** START OF Dataset content **

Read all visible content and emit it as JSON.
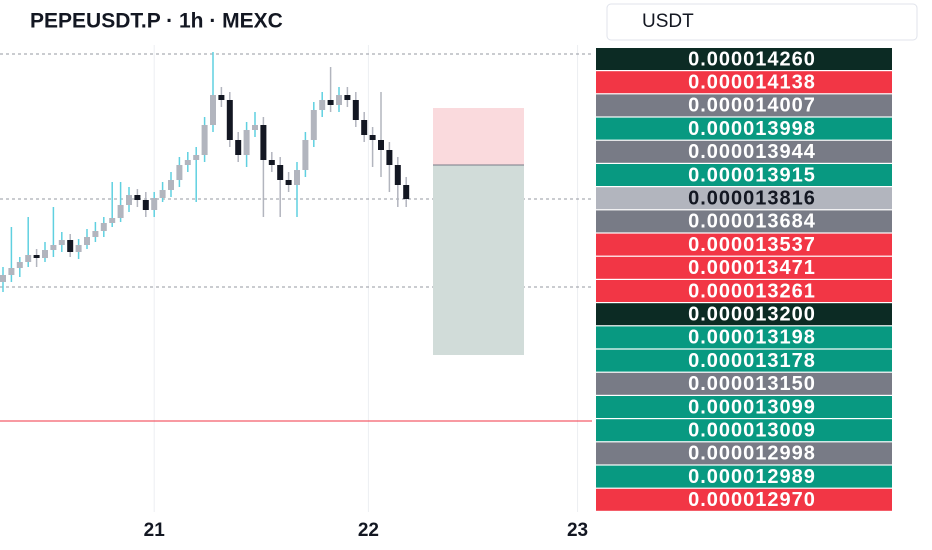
{
  "chart_data": {
    "type": "candlestick",
    "title": "PEPEUSDT.P · 1h · MEXC",
    "currency": "USDT",
    "up_color": "#b2b5be",
    "up_wick": "#5fd0e0",
    "down_color": "#131722",
    "down_wick": "#b2b5be",
    "ylim": [
      1.3134e-05,
      1.4214e-05
    ],
    "candles": {
      "open": [
        1.365e-05,
        1.3664e-05,
        1.3678e-05,
        1.369e-05,
        1.3704e-05,
        1.3698e-05,
        1.3714e-05,
        1.3724e-05,
        1.3734e-05,
        1.371e-05,
        1.3724e-05,
        1.374e-05,
        1.3752e-05,
        1.3768e-05,
        1.3778e-05,
        1.3804e-05,
        1.3824e-05,
        1.3814e-05,
        1.3794e-05,
        1.3818e-05,
        1.3834e-05,
        1.3854e-05,
        1.3884e-05,
        1.3894e-05,
        1.3904e-05,
        1.3964e-05,
        1.4024e-05,
        1.4014e-05,
        1.3934e-05,
        1.3904e-05,
        1.3954e-05,
        1.3964e-05,
        1.3894e-05,
        1.3884e-05,
        1.3854e-05,
        1.3844e-05,
        1.3874e-05,
        1.3934e-05,
        1.3994e-05,
        1.4014e-05,
        1.4004e-05,
        1.4024e-05,
        1.4014e-05,
        1.3974e-05,
        1.3944e-05,
        1.3934e-05,
        1.3914e-05,
        1.3884e-05,
        1.3844e-05
      ],
      "high": [
        1.368e-05,
        1.376e-05,
        1.37e-05,
        1.378e-05,
        1.3716e-05,
        1.373e-05,
        1.38e-05,
        1.375e-05,
        1.3746e-05,
        1.3736e-05,
        1.3756e-05,
        1.377e-05,
        1.378e-05,
        1.385e-05,
        1.385e-05,
        1.384e-05,
        1.3836e-05,
        1.383e-05,
        1.383e-05,
        1.385e-05,
        1.387e-05,
        1.39e-05,
        1.391e-05,
        1.392e-05,
        1.398e-05,
        1.411e-05,
        1.404e-05,
        1.403e-05,
        1.395e-05,
        1.397e-05,
        1.399e-05,
        1.398e-05,
        1.391e-05,
        1.39e-05,
        1.387e-05,
        1.389e-05,
        1.395e-05,
        1.401e-05,
        1.403e-05,
        1.408e-05,
        1.404e-05,
        1.404e-05,
        1.403e-05,
        1.399e-05,
        1.396e-05,
        1.403e-05,
        1.393e-05,
        1.39e-05,
        1.386e-05
      ],
      "low": [
        1.363e-05,
        1.365e-05,
        1.366e-05,
        1.368e-05,
        1.368e-05,
        1.369e-05,
        1.37e-05,
        1.371e-05,
        1.37e-05,
        1.3696e-05,
        1.3716e-05,
        1.373e-05,
        1.374e-05,
        1.376e-05,
        1.377e-05,
        1.379e-05,
        1.38e-05,
        1.378e-05,
        1.378e-05,
        1.381e-05,
        1.382e-05,
        1.384e-05,
        1.387e-05,
        1.381e-05,
        1.389e-05,
        1.395e-05,
        1.4e-05,
        1.392e-05,
        1.389e-05,
        1.388e-05,
        1.394e-05,
        1.378e-05,
        1.387e-05,
        1.378e-05,
        1.383e-05,
        1.378e-05,
        1.386e-05,
        1.392e-05,
        1.398e-05,
        1.399e-05,
        1.399e-05,
        1.4e-05,
        1.396e-05,
        1.393e-05,
        1.388e-05,
        1.386e-05,
        1.383e-05,
        1.38e-05,
        1.38e-05
      ],
      "close": [
        1.3664e-05,
        1.3678e-05,
        1.369e-05,
        1.3704e-05,
        1.3698e-05,
        1.3714e-05,
        1.3724e-05,
        1.3734e-05,
        1.371e-05,
        1.3724e-05,
        1.374e-05,
        1.3752e-05,
        1.3768e-05,
        1.3778e-05,
        1.3804e-05,
        1.3824e-05,
        1.3814e-05,
        1.3794e-05,
        1.3818e-05,
        1.3834e-05,
        1.3854e-05,
        1.3884e-05,
        1.3894e-05,
        1.3904e-05,
        1.3964e-05,
        1.4024e-05,
        1.4014e-05,
        1.3934e-05,
        1.3904e-05,
        1.3954e-05,
        1.3964e-05,
        1.3894e-05,
        1.3884e-05,
        1.3854e-05,
        1.3844e-05,
        1.3874e-05,
        1.3934e-05,
        1.3994e-05,
        1.4014e-05,
        1.4004e-05,
        1.4024e-05,
        1.4014e-05,
        1.3974e-05,
        1.3944e-05,
        1.3934e-05,
        1.3914e-05,
        1.3884e-05,
        1.3844e-05,
        1.3816e-05
      ]
    },
    "time_labels": [
      {
        "label": "21",
        "at": 18
      },
      {
        "label": "22",
        "at": 43.5
      },
      {
        "label": "23",
        "at": 68.4
      }
    ],
    "dashed_levels": [
      1.4106e-05,
      1.3816e-05,
      1.364e-05
    ],
    "alert_level": 1.3372e-05,
    "position": {
      "stop": 1.3998e-05,
      "entry": 1.3884e-05,
      "target": 1.3504e-05
    },
    "price_labels": [
      {
        "text": "0.000014260",
        "color": "#0c2b24"
      },
      {
        "text": "0.000014138",
        "color": "#f23645"
      },
      {
        "text": "0.000014007",
        "color": "#787b86"
      },
      {
        "text": "0.000013998",
        "color": "#089981"
      },
      {
        "text": "0.000013944",
        "color": "#787b86"
      },
      {
        "text": "0.000013915",
        "color": "#089981"
      },
      {
        "text": "0.000013816",
        "color": "#b2b5be"
      },
      {
        "text": "0.000013684",
        "color": "#787b86"
      },
      {
        "text": "0.000013537",
        "color": "#f23645"
      },
      {
        "text": "0.000013471",
        "color": "#f23645"
      },
      {
        "text": "0.000013261",
        "color": "#f23645"
      },
      {
        "text": "0.000013200",
        "color": "#0c2b24"
      },
      {
        "text": "0.000013198",
        "color": "#089981"
      },
      {
        "text": "0.000013178",
        "color": "#089981"
      },
      {
        "text": "0.000013150",
        "color": "#787b86"
      },
      {
        "text": "0.000013099",
        "color": "#089981"
      },
      {
        "text": "0.000013009",
        "color": "#089981"
      },
      {
        "text": "0.000012998",
        "color": "#787b86"
      },
      {
        "text": "0.000012989",
        "color": "#089981"
      },
      {
        "text": "0.000012970",
        "color": "#f23645"
      }
    ]
  }
}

** END OF Dataset content **

Excluding the pictures, restate the records above word for word.

Read all visible content and emit it as JSON.
{
  "chart_data": {
    "type": "candlestick",
    "title": "PEPEUSDT.P · 1h · MEXC",
    "currency": "USDT",
    "up_color": "#b2b5be",
    "up_wick": "#5fd0e0",
    "down_color": "#131722",
    "down_wick": "#b2b5be",
    "ylim": [
      1.3134e-05,
      1.4214e-05
    ],
    "candles": {
      "open": [
        1.365e-05,
        1.3664e-05,
        1.3678e-05,
        1.369e-05,
        1.3704e-05,
        1.3698e-05,
        1.3714e-05,
        1.3724e-05,
        1.3734e-05,
        1.371e-05,
        1.3724e-05,
        1.374e-05,
        1.3752e-05,
        1.3768e-05,
        1.3778e-05,
        1.3804e-05,
        1.3824e-05,
        1.3814e-05,
        1.3794e-05,
        1.3818e-05,
        1.3834e-05,
        1.3854e-05,
        1.3884e-05,
        1.3894e-05,
        1.3904e-05,
        1.3964e-05,
        1.4024e-05,
        1.4014e-05,
        1.3934e-05,
        1.3904e-05,
        1.3954e-05,
        1.3964e-05,
        1.3894e-05,
        1.3884e-05,
        1.3854e-05,
        1.3844e-05,
        1.3874e-05,
        1.3934e-05,
        1.3994e-05,
        1.4014e-05,
        1.4004e-05,
        1.4024e-05,
        1.4014e-05,
        1.3974e-05,
        1.3944e-05,
        1.3934e-05,
        1.3914e-05,
        1.3884e-05,
        1.3844e-05
      ],
      "high": [
        1.368e-05,
        1.376e-05,
        1.37e-05,
        1.378e-05,
        1.3716e-05,
        1.373e-05,
        1.38e-05,
        1.375e-05,
        1.3746e-05,
        1.3736e-05,
        1.3756e-05,
        1.377e-05,
        1.378e-05,
        1.385e-05,
        1.385e-05,
        1.384e-05,
        1.3836e-05,
        1.383e-05,
        1.383e-05,
        1.385e-05,
        1.387e-05,
        1.39e-05,
        1.391e-05,
        1.392e-05,
        1.398e-05,
        1.411e-05,
        1.404e-05,
        1.403e-05,
        1.395e-05,
        1.397e-05,
        1.399e-05,
        1.398e-05,
        1.391e-05,
        1.39e-05,
        1.387e-05,
        1.389e-05,
        1.395e-05,
        1.401e-05,
        1.403e-05,
        1.408e-05,
        1.404e-05,
        1.404e-05,
        1.403e-05,
        1.399e-05,
        1.396e-05,
        1.403e-05,
        1.393e-05,
        1.39e-05,
        1.386e-05
      ],
      "low": [
        1.363e-05,
        1.365e-05,
        1.366e-05,
        1.368e-05,
        1.368e-05,
        1.369e-05,
        1.37e-05,
        1.371e-05,
        1.37e-05,
        1.3696e-05,
        1.3716e-05,
        1.373e-05,
        1.374e-05,
        1.376e-05,
        1.377e-05,
        1.379e-05,
        1.38e-05,
        1.378e-05,
        1.378e-05,
        1.381e-05,
        1.382e-05,
        1.384e-05,
        1.387e-05,
        1.381e-05,
        1.389e-05,
        1.395e-05,
        1.4e-05,
        1.392e-05,
        1.389e-05,
        1.388e-05,
        1.394e-05,
        1.378e-05,
        1.387e-05,
        1.378e-05,
        1.383e-05,
        1.378e-05,
        1.386e-05,
        1.392e-05,
        1.398e-05,
        1.399e-05,
        1.399e-05,
        1.4e-05,
        1.396e-05,
        1.393e-05,
        1.388e-05,
        1.386e-05,
        1.383e-05,
        1.38e-05,
        1.38e-05
      ],
      "close": [
        1.3664e-05,
        1.3678e-05,
        1.369e-05,
        1.3704e-05,
        1.3698e-05,
        1.3714e-05,
        1.3724e-05,
        1.3734e-05,
        1.371e-05,
        1.3724e-05,
        1.374e-05,
        1.3752e-05,
        1.3768e-05,
        1.3778e-05,
        1.3804e-05,
        1.3824e-05,
        1.3814e-05,
        1.3794e-05,
        1.3818e-05,
        1.3834e-05,
        1.3854e-05,
        1.3884e-05,
        1.3894e-05,
        1.3904e-05,
        1.3964e-05,
        1.4024e-05,
        1.4014e-05,
        1.3934e-05,
        1.3904e-05,
        1.3954e-05,
        1.3964e-05,
        1.3894e-05,
        1.3884e-05,
        1.3854e-05,
        1.3844e-05,
        1.3874e-05,
        1.3934e-05,
        1.3994e-05,
        1.4014e-05,
        1.4004e-05,
        1.4024e-05,
        1.4014e-05,
        1.3974e-05,
        1.3944e-05,
        1.3934e-05,
        1.3914e-05,
        1.3884e-05,
        1.3844e-05,
        1.3816e-05
      ]
    },
    "time_labels": [
      {
        "label": "21",
        "at": 18
      },
      {
        "label": "22",
        "at": 43.5
      },
      {
        "label": "23",
        "at": 68.4
      }
    ],
    "dashed_levels": [
      1.4106e-05,
      1.3816e-05,
      1.364e-05
    ],
    "alert_level": 1.3372e-05,
    "position": {
      "stop": 1.3998e-05,
      "entry": 1.3884e-05,
      "target": 1.3504e-05
    },
    "price_labels": [
      {
        "text": "0.000014260",
        "color": "#0c2b24"
      },
      {
        "text": "0.000014138",
        "color": "#f23645"
      },
      {
        "text": "0.000014007",
        "color": "#787b86"
      },
      {
        "text": "0.000013998",
        "color": "#089981"
      },
      {
        "text": "0.000013944",
        "color": "#787b86"
      },
      {
        "text": "0.000013915",
        "color": "#089981"
      },
      {
        "text": "0.000013816",
        "color": "#b2b5be"
      },
      {
        "text": "0.000013684",
        "color": "#787b86"
      },
      {
        "text": "0.000013537",
        "color": "#f23645"
      },
      {
        "text": "0.000013471",
        "color": "#f23645"
      },
      {
        "text": "0.000013261",
        "color": "#f23645"
      },
      {
        "text": "0.000013200",
        "color": "#0c2b24"
      },
      {
        "text": "0.000013198",
        "color": "#089981"
      },
      {
        "text": "0.000013178",
        "color": "#089981"
      },
      {
        "text": "0.000013150",
        "color": "#787b86"
      },
      {
        "text": "0.000013099",
        "color": "#089981"
      },
      {
        "text": "0.000013009",
        "color": "#089981"
      },
      {
        "text": "0.000012998",
        "color": "#787b86"
      },
      {
        "text": "0.000012989",
        "color": "#089981"
      },
      {
        "text": "0.000012970",
        "color": "#f23645"
      }
    ]
  }
}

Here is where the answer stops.